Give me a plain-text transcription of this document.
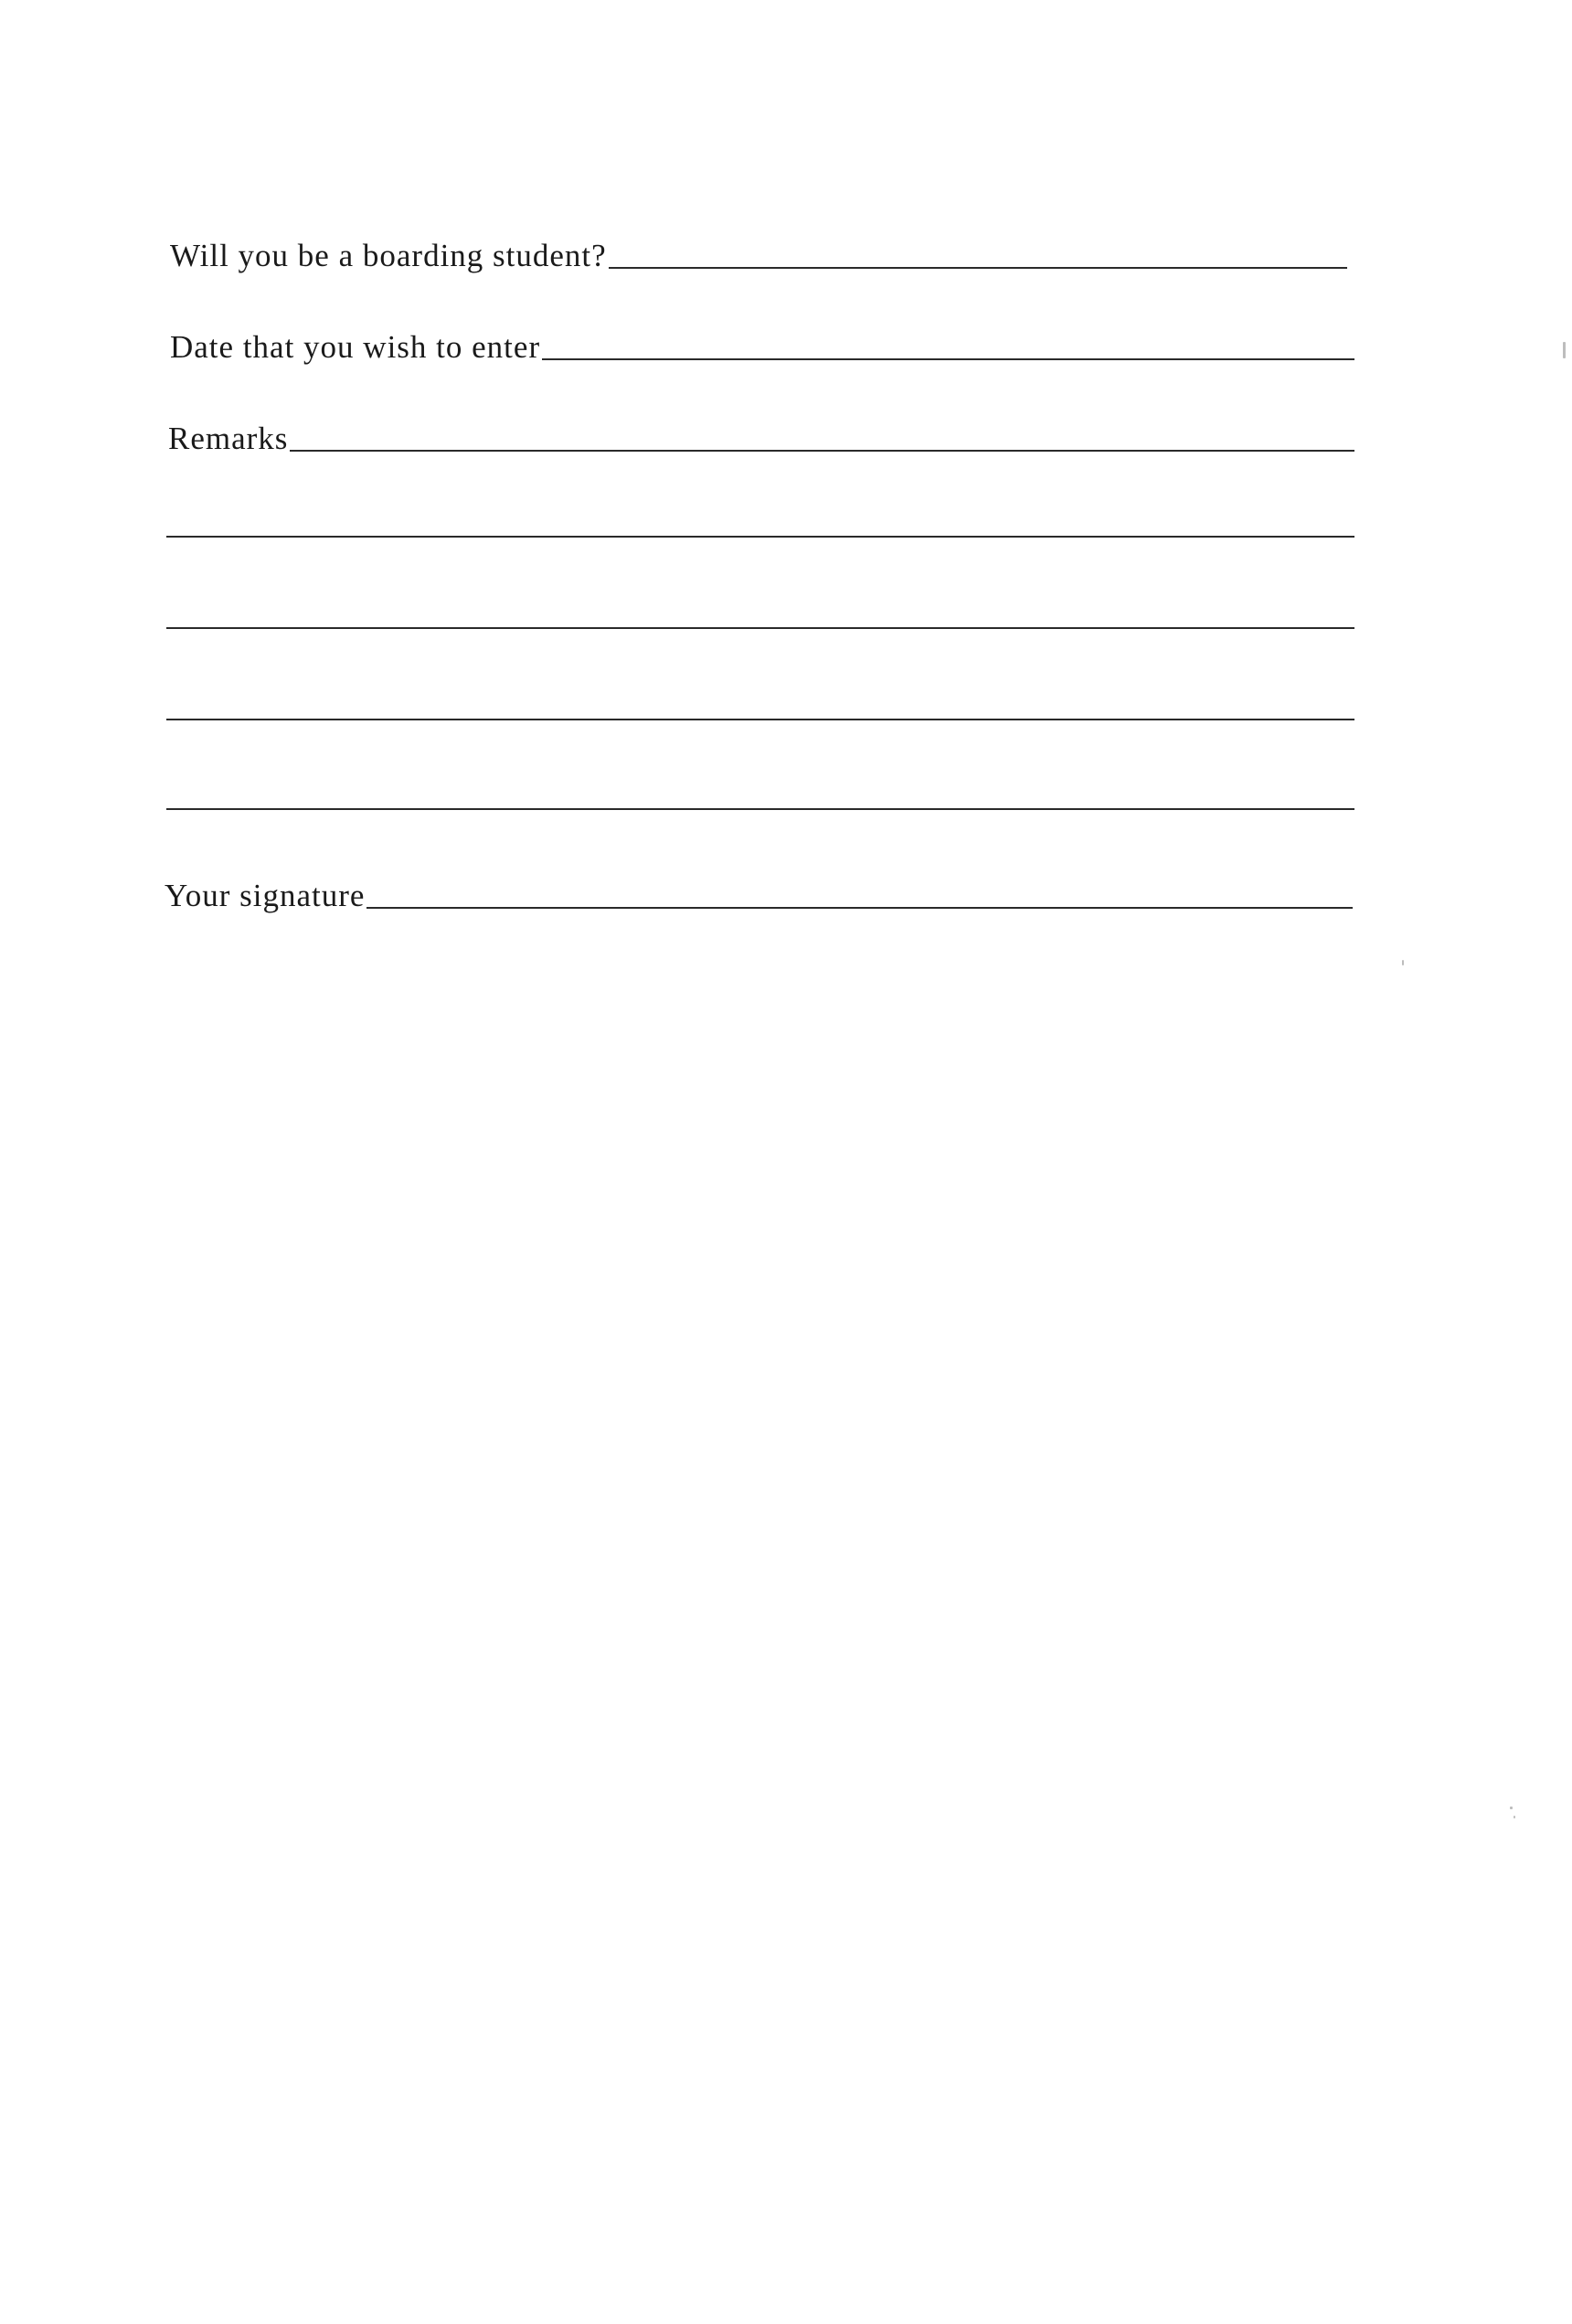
Will you be a boarding student?
Date that you wish to enter
Remarks
Your signature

§ **Exercise**
Copy the data exactly. Any picture it contains is to be omitted.

§ **Answer for the task**
Give me a plain-text transcription of this document.
Will you be a boarding student?
Date that you wish to enter
Remarks
Your signature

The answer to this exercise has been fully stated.